> Stored entries
========
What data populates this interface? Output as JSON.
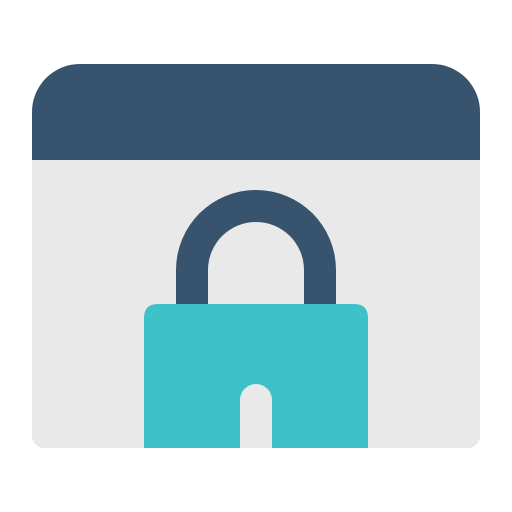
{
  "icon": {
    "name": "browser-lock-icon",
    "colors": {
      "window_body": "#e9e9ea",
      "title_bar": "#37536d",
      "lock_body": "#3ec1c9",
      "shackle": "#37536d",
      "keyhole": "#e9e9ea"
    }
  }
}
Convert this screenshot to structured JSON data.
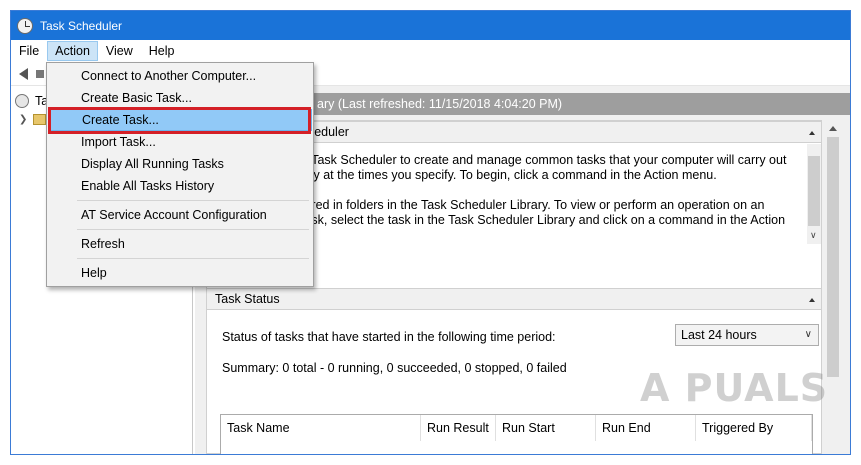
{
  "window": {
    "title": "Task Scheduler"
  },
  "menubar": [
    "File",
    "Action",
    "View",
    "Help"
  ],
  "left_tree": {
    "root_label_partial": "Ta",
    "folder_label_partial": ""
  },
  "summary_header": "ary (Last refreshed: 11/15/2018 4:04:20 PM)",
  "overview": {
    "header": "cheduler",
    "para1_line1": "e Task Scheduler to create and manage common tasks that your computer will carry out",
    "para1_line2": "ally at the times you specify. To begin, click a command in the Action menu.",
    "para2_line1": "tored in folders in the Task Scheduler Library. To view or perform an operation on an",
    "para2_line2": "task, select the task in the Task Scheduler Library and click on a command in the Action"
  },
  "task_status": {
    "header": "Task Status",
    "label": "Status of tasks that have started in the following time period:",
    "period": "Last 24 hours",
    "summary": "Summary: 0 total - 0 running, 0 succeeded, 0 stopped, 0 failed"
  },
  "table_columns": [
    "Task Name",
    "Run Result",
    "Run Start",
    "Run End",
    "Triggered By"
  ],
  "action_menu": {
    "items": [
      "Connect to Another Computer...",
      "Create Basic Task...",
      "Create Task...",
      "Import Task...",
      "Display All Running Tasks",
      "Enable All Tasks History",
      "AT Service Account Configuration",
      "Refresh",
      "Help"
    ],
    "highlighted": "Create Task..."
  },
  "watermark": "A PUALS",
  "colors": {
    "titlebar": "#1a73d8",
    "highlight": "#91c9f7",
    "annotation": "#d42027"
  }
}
========
> What is required
Tally the lines of the material above that contain the word "JSON" and report the total alone.

> Full output
2